_Exercise aim:_ Report only the number of lines in the rows below that contain the string "label", treating uppercase and lowercase letters as different.

(Rows from a collection)
------
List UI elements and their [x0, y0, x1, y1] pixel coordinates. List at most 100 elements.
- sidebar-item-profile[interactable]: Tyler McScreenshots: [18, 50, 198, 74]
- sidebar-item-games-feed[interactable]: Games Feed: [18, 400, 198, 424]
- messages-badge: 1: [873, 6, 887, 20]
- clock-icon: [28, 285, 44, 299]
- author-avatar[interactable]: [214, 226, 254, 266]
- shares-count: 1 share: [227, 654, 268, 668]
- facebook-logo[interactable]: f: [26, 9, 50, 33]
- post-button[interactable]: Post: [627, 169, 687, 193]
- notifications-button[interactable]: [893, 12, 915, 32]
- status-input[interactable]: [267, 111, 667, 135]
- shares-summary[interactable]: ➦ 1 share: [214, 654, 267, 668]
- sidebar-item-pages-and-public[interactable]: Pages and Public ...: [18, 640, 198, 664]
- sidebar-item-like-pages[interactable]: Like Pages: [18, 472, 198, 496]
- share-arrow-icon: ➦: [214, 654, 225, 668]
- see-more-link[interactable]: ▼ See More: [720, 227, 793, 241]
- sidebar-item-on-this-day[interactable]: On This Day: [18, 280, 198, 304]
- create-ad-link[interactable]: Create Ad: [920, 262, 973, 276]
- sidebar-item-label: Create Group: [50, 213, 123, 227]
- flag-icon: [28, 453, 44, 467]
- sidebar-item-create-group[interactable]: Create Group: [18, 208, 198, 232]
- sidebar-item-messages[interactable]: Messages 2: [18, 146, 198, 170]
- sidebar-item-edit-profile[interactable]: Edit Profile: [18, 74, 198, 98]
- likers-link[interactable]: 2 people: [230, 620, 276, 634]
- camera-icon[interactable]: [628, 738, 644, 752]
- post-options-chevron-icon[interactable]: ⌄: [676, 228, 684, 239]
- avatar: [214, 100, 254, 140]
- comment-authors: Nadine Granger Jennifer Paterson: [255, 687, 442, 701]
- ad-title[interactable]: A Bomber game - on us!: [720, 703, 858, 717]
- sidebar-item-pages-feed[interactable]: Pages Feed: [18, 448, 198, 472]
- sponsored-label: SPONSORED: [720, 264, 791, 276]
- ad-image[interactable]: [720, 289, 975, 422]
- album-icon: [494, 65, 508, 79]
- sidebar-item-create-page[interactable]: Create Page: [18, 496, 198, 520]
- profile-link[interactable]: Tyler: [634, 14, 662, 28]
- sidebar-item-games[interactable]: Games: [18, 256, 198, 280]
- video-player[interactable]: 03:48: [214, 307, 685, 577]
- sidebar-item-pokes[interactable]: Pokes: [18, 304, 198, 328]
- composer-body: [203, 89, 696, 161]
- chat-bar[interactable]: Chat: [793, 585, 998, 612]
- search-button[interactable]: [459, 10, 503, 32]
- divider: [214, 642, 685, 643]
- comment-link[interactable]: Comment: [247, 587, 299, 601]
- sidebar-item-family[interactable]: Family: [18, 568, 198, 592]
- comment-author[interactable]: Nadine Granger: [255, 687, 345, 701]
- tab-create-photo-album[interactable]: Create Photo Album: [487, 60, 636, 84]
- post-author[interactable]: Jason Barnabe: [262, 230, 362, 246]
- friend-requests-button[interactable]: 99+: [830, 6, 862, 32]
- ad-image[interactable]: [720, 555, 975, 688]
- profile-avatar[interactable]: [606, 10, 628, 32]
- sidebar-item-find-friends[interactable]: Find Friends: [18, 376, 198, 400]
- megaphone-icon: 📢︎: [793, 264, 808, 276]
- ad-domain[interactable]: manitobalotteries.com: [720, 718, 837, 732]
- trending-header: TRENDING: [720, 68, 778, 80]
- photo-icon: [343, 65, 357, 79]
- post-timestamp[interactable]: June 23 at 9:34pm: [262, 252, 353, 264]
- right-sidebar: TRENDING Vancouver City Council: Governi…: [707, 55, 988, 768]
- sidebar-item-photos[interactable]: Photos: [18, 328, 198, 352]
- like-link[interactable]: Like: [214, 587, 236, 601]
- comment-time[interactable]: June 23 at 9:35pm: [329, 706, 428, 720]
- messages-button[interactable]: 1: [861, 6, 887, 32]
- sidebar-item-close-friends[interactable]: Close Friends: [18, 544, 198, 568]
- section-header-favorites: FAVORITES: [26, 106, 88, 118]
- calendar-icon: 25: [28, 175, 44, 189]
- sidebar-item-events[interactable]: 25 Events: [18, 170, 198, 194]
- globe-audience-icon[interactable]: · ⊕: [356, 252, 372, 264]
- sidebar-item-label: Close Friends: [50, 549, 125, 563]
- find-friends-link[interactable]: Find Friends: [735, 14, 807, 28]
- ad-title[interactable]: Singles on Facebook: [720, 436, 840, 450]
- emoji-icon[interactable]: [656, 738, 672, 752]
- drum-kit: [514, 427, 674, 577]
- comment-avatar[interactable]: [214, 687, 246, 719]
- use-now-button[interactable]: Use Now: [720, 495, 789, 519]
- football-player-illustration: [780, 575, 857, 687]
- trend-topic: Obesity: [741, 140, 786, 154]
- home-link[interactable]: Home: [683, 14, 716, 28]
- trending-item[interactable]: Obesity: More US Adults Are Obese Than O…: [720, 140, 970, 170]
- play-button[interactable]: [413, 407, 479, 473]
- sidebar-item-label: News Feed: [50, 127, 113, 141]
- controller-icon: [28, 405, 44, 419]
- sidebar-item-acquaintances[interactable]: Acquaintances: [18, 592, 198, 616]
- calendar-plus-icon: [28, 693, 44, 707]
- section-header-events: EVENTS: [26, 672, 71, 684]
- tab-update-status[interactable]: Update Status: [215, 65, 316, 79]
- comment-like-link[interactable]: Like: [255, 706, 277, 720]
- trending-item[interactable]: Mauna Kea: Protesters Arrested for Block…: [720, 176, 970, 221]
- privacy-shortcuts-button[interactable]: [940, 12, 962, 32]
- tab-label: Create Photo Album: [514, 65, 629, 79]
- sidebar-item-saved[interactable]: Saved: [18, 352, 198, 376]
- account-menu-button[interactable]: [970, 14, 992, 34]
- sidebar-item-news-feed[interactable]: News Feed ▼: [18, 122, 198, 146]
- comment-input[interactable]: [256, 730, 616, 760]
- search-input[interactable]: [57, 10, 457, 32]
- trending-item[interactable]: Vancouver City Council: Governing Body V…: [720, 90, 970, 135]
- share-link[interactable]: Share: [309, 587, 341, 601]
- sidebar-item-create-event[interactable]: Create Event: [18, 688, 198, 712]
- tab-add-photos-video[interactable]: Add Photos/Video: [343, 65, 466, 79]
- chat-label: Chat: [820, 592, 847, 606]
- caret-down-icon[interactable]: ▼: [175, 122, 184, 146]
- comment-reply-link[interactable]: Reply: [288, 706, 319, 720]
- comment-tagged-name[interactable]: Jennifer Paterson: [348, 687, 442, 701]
------
_Output:_ 6